> [Instruction]:
Transcribe each of the records below exactly, excluding all pictures.

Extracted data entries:
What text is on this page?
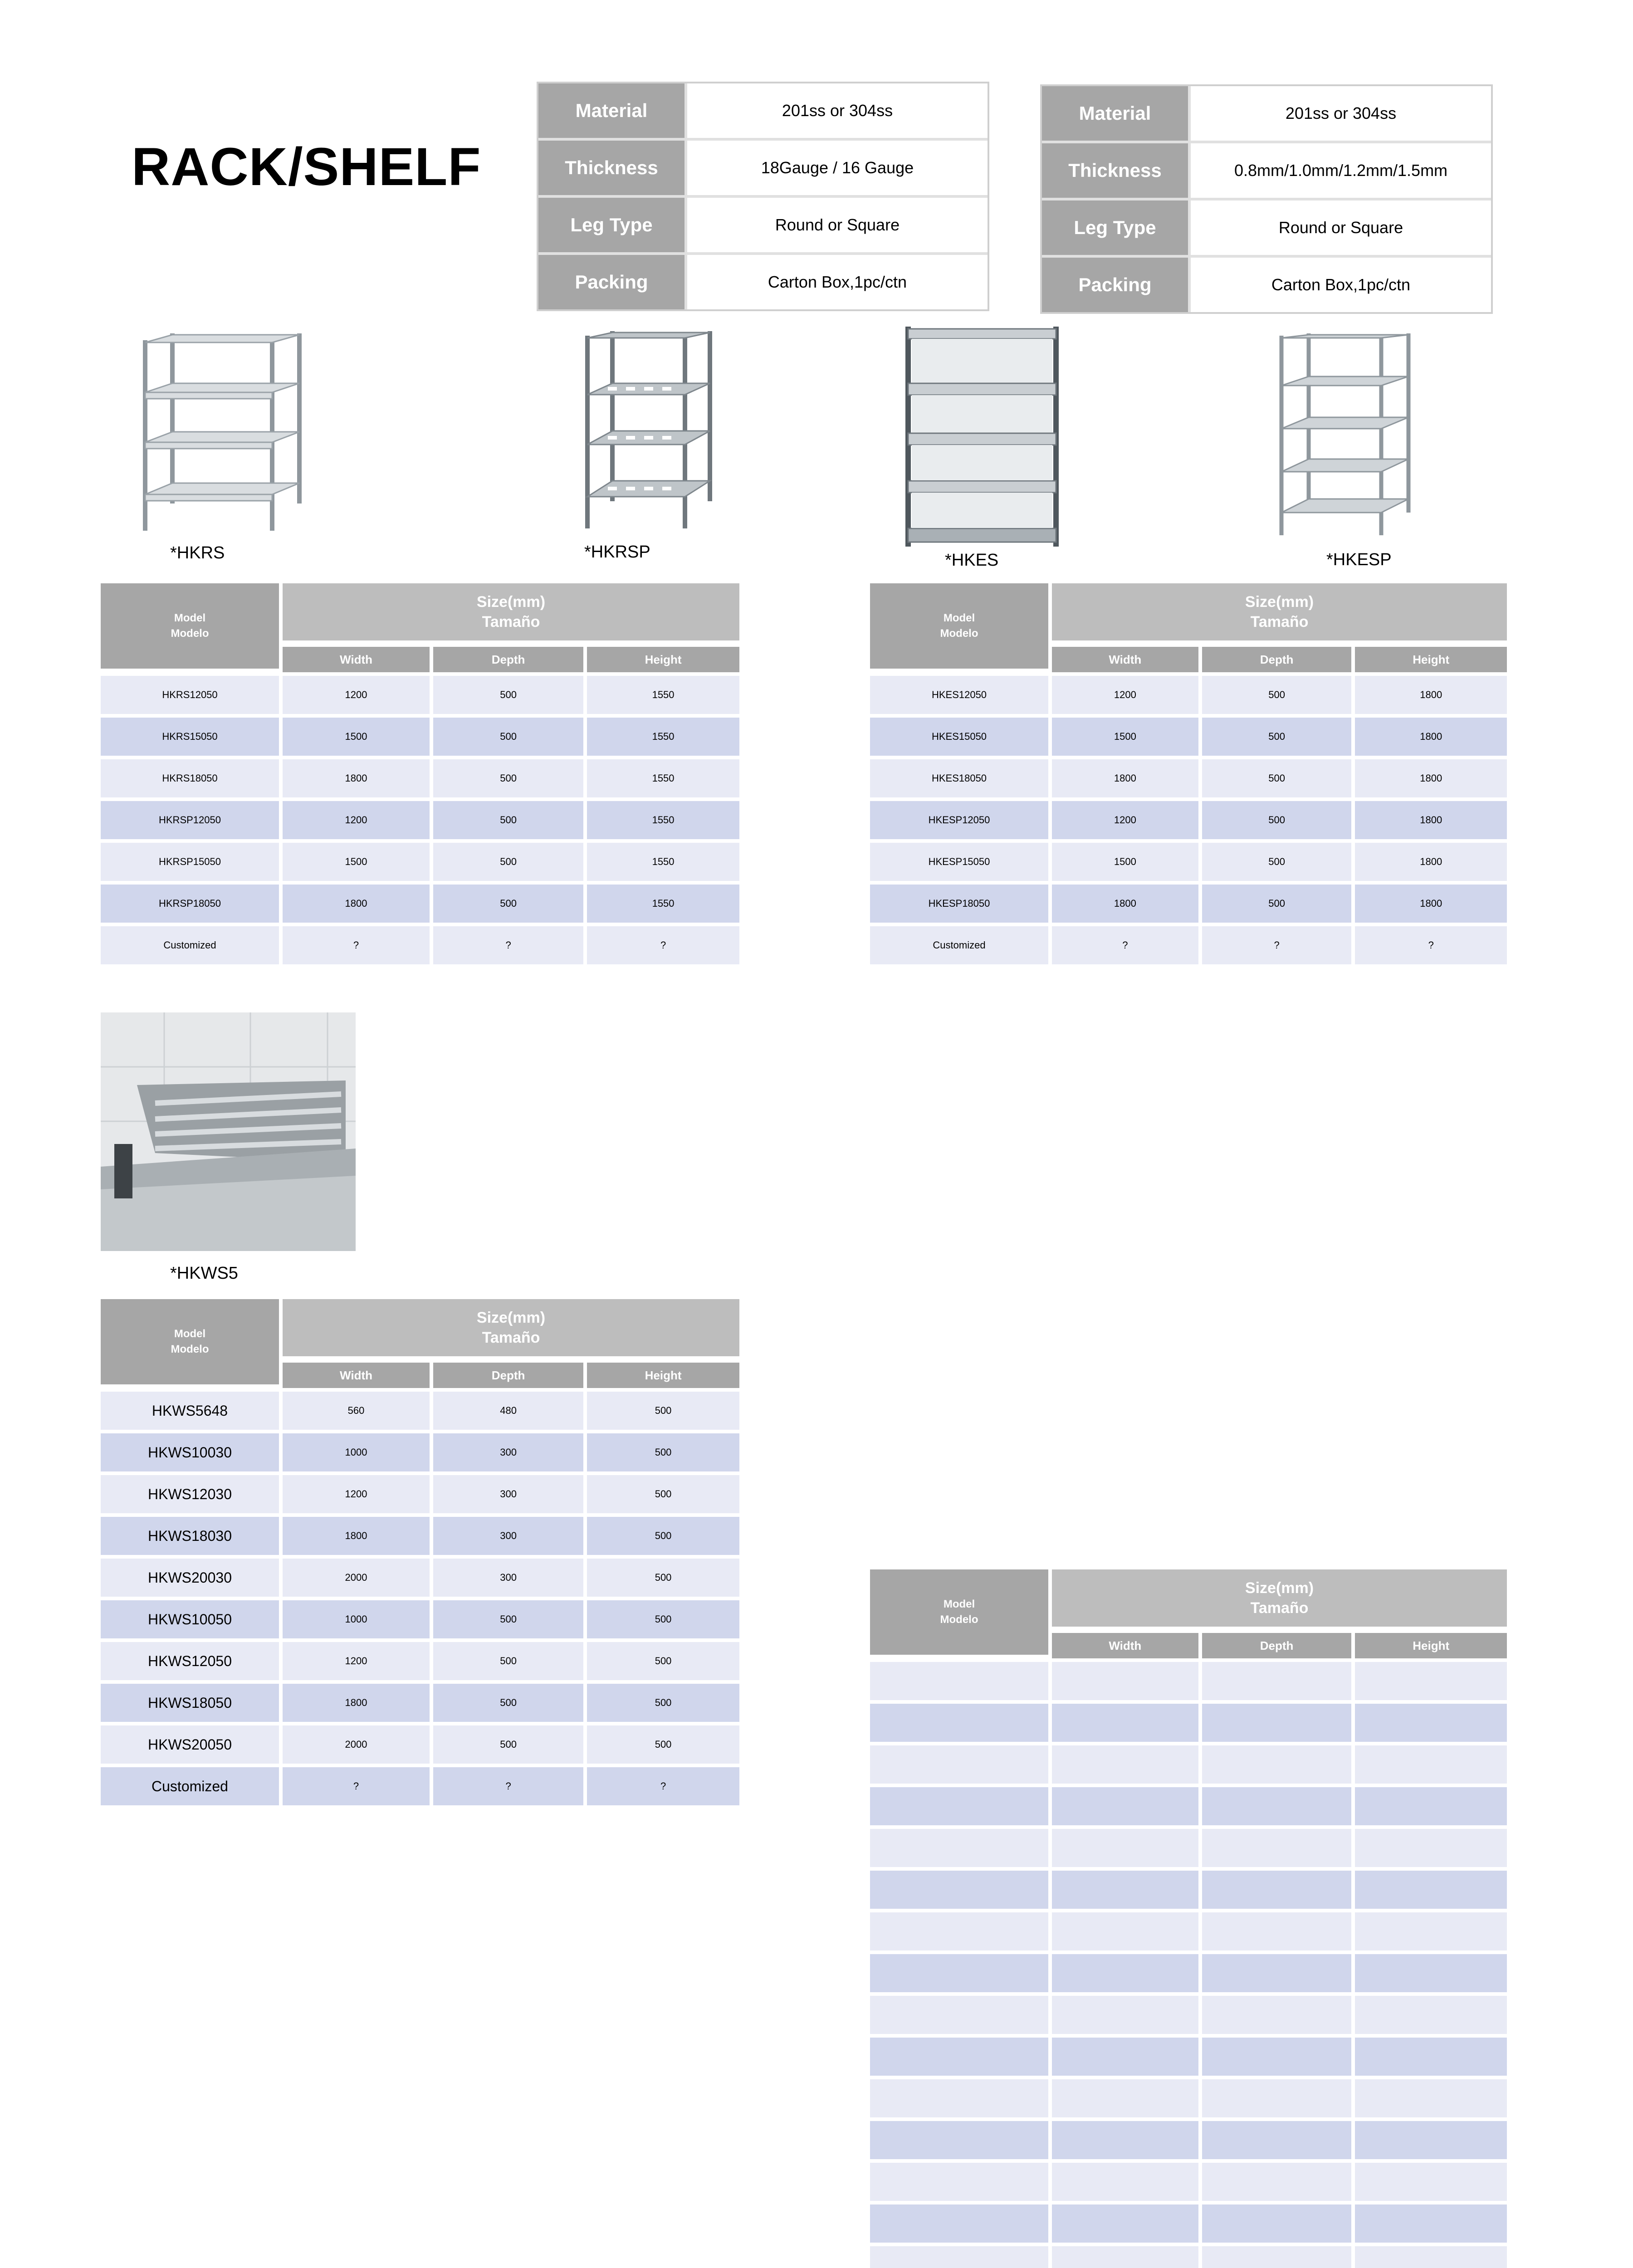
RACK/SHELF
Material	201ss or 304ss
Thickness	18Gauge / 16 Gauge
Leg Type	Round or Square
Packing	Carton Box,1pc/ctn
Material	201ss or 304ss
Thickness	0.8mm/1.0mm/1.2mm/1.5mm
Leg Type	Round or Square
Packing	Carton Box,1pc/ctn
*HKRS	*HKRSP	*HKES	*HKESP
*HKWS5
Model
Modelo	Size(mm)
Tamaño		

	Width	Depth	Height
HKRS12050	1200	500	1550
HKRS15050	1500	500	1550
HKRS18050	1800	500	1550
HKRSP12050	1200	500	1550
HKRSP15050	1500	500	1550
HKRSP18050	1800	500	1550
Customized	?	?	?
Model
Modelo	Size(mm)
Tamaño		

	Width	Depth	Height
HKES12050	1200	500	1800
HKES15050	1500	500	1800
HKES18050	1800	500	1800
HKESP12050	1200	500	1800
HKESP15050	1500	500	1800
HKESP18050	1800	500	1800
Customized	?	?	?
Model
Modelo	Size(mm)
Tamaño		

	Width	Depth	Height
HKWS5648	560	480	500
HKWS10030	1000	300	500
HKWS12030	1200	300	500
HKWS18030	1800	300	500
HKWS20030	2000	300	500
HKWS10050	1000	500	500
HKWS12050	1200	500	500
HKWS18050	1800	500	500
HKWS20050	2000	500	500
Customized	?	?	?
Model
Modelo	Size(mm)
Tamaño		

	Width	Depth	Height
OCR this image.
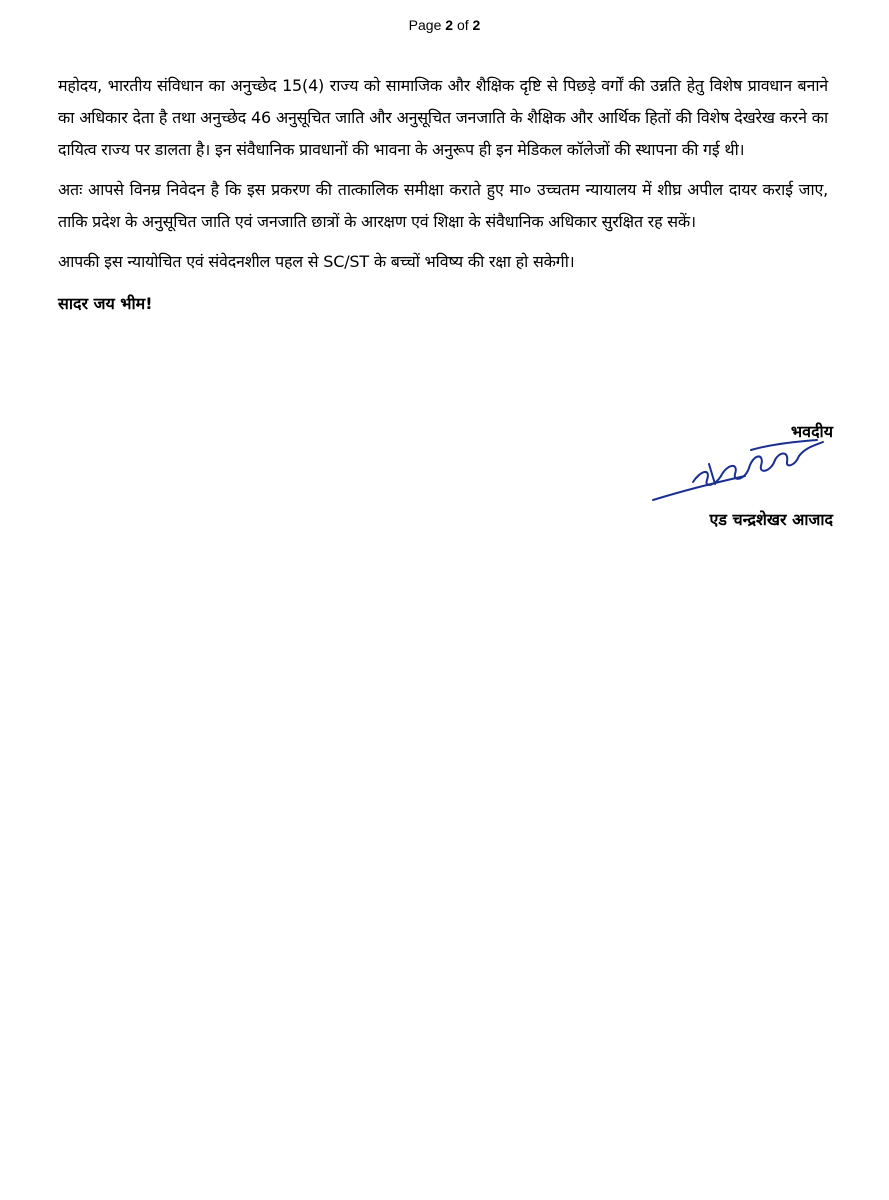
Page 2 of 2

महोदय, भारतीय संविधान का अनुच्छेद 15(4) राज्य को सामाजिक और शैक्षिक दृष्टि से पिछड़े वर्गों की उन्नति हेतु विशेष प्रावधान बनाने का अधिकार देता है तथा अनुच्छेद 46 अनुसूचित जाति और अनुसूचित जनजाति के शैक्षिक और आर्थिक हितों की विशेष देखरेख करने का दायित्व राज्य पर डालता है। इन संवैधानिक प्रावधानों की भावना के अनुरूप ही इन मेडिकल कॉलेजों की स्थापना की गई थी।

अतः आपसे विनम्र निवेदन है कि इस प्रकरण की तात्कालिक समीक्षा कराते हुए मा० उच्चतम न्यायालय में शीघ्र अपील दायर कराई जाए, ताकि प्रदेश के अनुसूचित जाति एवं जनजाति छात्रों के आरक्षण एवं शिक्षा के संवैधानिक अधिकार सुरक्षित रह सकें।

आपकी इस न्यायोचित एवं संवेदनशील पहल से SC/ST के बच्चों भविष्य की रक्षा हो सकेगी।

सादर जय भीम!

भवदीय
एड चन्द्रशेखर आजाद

> [Answer to the problem]:
What text is on this page?
RACK/SHELF
Material	201ss or 304ss
Thickness	18Gauge / 16 Gauge
Leg Type	Round or Square
Packing	Carton Box,1pc/ctn
Material	201ss or 304ss
Thickness	0.8mm/1.0mm/1.2mm/1.5mm
Leg Type	Round or Square
Packing	Carton Box,1pc/ctn
*HKRS	*HKRSP	*HKES	*HKESP
*HKWS5
Model
Modelo	Size(mm)
Tamaño		

	Width	Depth	Height
HKRS12050	1200	500	1550
HKRS15050	1500	500	1550
HKRS18050	1800	500	1550
HKRSP12050	1200	500	1550
HKRSP15050	1500	500	1550
HKRSP18050	1800	500	1550
Customized	?	?	?
Model
Modelo	Size(mm)
Tamaño		

	Width	Depth	Height
HKES12050	1200	500	1800
HKES15050	1500	500	1800
HKES18050	1800	500	1800
HKESP12050	1200	500	1800
HKESP15050	1500	500	1800
HKESP18050	1800	500	1800
Customized	?	?	?
Model
Modelo	Size(mm)
Tamaño		

	Width	Depth	Height
HKWS5648	560	480	500
HKWS10030	1000	300	500
HKWS12030	1200	300	500
HKWS18030	1800	300	500
HKWS20030	2000	300	500
HKWS10050	1000	500	500
HKWS12050	1200	500	500
HKWS18050	1800	500	500
HKWS20050	2000	500	500
Customized	?	?	?
Model
Modelo	Size(mm)
Tamaño		

	Width	Depth	Height
OCR this image.
Page 2 of 2

महोदय, भारतीय संविधान का अनुच्छेद 15(4) राज्य को सामाजिक और शैक्षिक दृष्टि से पिछड़े वर्गों की उन्नति हेतु विशेष प्रावधान बनाने का अधिकार देता है तथा अनुच्छेद 46 अनुसूचित जाति और अनुसूचित जनजाति के शैक्षिक और आर्थिक हितों की विशेष देखरेख करने का दायित्व राज्य पर डालता है। इन संवैधानिक प्रावधानों की भावना के अनुरूप ही इन मेडिकल कॉलेजों की स्थापना की गई थी।

अतः आपसे विनम्र निवेदन है कि इस प्रकरण की तात्कालिक समीक्षा कराते हुए मा० उच्चतम न्यायालय में शीघ्र अपील दायर कराई जाए, ताकि प्रदेश के अनुसूचित जाति एवं जनजाति छात्रों के आरक्षण एवं शिक्षा के संवैधानिक अधिकार सुरक्षित रह सकें।

आपकी इस न्यायोचित एवं संवेदनशील पहल से SC/ST के बच्चों भविष्य की रक्षा हो सकेगी।

सादर जय भीम!

भवदीय
एड चन्द्रशेखर आजाद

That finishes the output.